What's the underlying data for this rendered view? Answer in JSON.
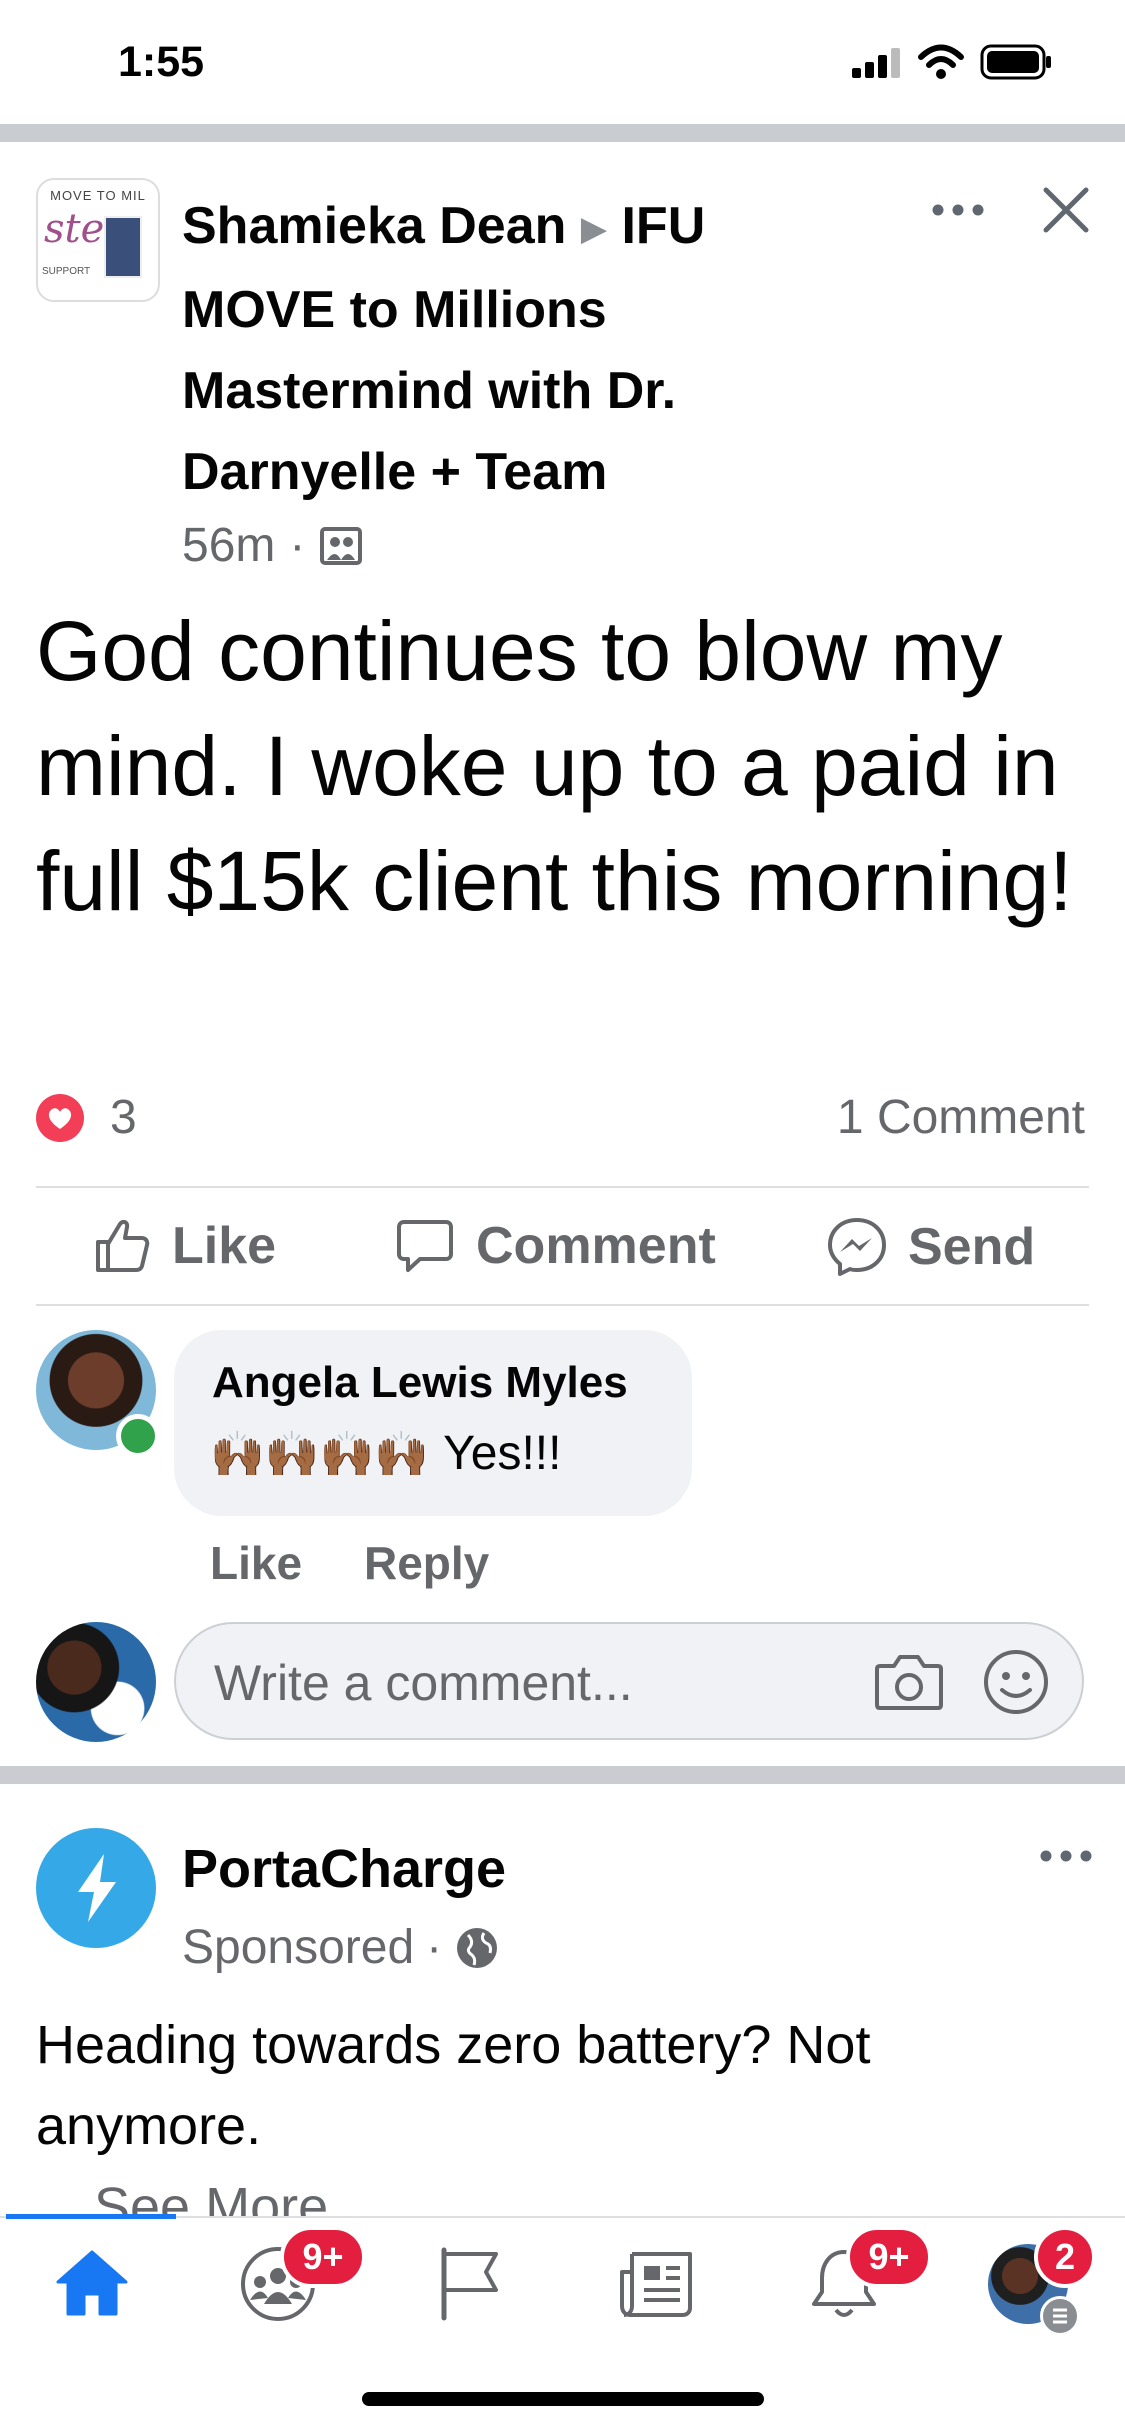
{
  "status_bar": {
    "time": "1:55"
  },
  "post": {
    "author": "Shamieka Dean",
    "group": "IFU MOVE to Millions Mastermind with Dr. Darnyelle + Team",
    "group_avatar_text_top": "MOVE TO MIL",
    "group_avatar_text_bottom": "SUPPORT",
    "time": "56m",
    "separator": "·",
    "body": "God continues to blow my mind. I woke up to a paid in full $15k client this morning!",
    "reactions_count": "3",
    "comments_count": "1 Comment",
    "actions": {
      "like": "Like",
      "comment": "Comment",
      "send": "Send"
    }
  },
  "comment": {
    "author": "Angela Lewis Myles",
    "emojis": "🙌🏾🙌🏾🙌🏾🙌🏾",
    "text": "Yes!!!",
    "like": "Like",
    "reply": "Reply"
  },
  "composer": {
    "placeholder": "Write a comment..."
  },
  "ad": {
    "name": "PortaCharge",
    "sponsored": "Sponsored",
    "separator": "·",
    "text": "Heading towards zero battery? Not anymore.",
    "see_more": "See More"
  },
  "tabbar": {
    "groups_badge": "9+",
    "notifications_badge": "9+",
    "menu_badge": "2"
  },
  "colors": {
    "accent": "#1877f2",
    "badge": "#e41e3f",
    "text_secondary": "#65676b",
    "online": "#31a24c"
  }
}
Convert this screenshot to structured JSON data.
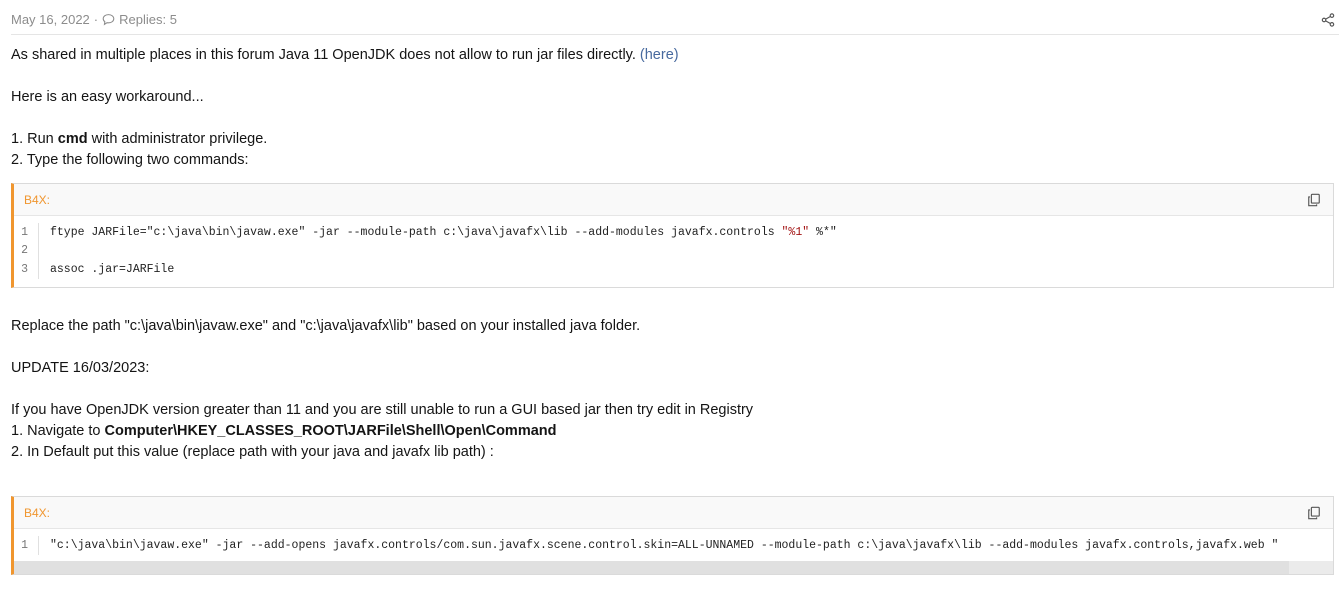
{
  "post": {
    "date": "May 16, 2022",
    "separator": "·",
    "replies": "Replies: 5"
  },
  "body": {
    "p1_text": "As shared in multiple places in this forum Java 11 OpenJDK does not allow to run jar files directly. ",
    "p1_link": "(here)",
    "p2": "Here is an easy workaround...",
    "step1_pre": "1. Run ",
    "step1_bold": "cmd",
    "step1_post": " with administrator privilege.",
    "step2": "2. Type the following two commands:",
    "p_replace": "Replace the path \"c:\\java\\bin\\javaw.exe\" and \"c:\\java\\javafx\\lib\" based on your installed java folder.",
    "update": "UPDATE 16/03/2023:",
    "p_openjdk": "If you have OpenJDK version greater than 11 and you are still unable to run a GUI based jar then try edit in Registry",
    "nav_pre": "1. Navigate to ",
    "nav_bold": "Computer\\HKEY_CLASSES_ROOT\\JARFile\\Shell\\Open\\Command",
    "default_line": "2. In Default put this value (replace path with your java and javafx lib path) :"
  },
  "code1": {
    "lang": "B4X:",
    "lines": [
      {
        "n": "1",
        "a": "ftype JARFile=\"c:\\java\\bin\\javaw.exe\" -jar --module-path c:\\java\\javafx\\lib --add-modules javafx.controls ",
        "s": "\"%1\"",
        "b": " %*\""
      },
      {
        "n": "2",
        "a": "",
        "s": "",
        "b": ""
      },
      {
        "n": "3",
        "a": "assoc .jar=JARFile",
        "s": "",
        "b": ""
      }
    ]
  },
  "code2": {
    "lang": "B4X:",
    "lines": [
      {
        "n": "1",
        "a": "\"c:\\java\\bin\\javaw.exe\" -jar --add-opens javafx.controls/com.sun.javafx.scene.control.skin=ALL-UNNAMED --module-path c:\\java\\javafx\\lib --add-modules javafx.controls,javafx.web \"",
        "s": "",
        "b": ""
      }
    ]
  },
  "icons": {
    "reply": "comment-icon",
    "share": "share-icon",
    "copy": "copy-icon"
  },
  "colors": {
    "accent": "#f0962f",
    "link": "#47699e",
    "meta": "#8c8c8c"
  }
}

——

◆ THE REQUEST
Return each line where "modules" shows up.

◆ EXERCISE RESULT
        "a": "ftype JARFile=\"c:\\java\\bin\\javaw.exe\" -jar --module-path c:\\java\\javafx\\lib --add-modules javafx.controls ",
        "a": "\"c:\\java\\bin\\javaw.exe\" -jar --add-opens javafx.controls/com.sun.javafx.scene.control.skin=ALL-UNNAMED --module-path c:\\java\\javafx\\lib --add-modules javafx.controls,javafx.web \"",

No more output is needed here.